Dataset rows:
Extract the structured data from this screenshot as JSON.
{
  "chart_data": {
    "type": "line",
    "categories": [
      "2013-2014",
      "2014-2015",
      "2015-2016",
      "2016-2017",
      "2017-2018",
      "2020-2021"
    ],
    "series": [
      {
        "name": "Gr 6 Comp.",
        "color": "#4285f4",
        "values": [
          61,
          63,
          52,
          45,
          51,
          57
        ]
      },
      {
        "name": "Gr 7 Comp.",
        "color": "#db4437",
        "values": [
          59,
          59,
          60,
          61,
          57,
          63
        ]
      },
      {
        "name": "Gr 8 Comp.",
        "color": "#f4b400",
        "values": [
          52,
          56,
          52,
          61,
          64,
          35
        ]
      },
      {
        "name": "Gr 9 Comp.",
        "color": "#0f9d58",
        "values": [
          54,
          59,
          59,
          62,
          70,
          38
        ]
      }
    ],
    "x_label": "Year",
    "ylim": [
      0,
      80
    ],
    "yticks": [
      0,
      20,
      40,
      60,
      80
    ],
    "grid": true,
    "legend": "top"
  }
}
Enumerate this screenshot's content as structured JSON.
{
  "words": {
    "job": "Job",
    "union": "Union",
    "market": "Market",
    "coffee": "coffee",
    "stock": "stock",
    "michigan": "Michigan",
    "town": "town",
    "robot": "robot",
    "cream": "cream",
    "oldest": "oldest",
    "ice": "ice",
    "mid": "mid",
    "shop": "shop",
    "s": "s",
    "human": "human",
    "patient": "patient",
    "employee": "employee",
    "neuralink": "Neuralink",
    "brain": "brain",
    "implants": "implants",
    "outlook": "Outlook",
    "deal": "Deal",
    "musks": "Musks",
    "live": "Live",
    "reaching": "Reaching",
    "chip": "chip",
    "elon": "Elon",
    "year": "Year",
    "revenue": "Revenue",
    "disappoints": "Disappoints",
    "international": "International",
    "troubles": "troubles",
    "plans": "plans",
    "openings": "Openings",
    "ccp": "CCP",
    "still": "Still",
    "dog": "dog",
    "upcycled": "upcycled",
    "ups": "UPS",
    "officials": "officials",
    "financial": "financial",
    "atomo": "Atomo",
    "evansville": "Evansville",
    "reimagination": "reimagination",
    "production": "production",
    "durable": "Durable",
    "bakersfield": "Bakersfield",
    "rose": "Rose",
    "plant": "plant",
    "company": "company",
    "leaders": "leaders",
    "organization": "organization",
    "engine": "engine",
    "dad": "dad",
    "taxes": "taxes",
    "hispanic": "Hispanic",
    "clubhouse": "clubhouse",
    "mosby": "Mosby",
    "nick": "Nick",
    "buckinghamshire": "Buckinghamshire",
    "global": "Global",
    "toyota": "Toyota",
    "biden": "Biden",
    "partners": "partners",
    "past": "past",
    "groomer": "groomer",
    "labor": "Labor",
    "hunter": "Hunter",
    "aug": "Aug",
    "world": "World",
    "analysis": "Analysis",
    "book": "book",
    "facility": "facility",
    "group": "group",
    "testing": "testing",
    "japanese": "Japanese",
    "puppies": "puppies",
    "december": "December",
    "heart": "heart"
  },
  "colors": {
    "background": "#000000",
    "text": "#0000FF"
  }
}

The task: Scan the data above; copy every line where "this" appears.

Complete response:
Extract the structured data from this screenshot as JSON.
Enumerate this screenshot's content as structured JSON.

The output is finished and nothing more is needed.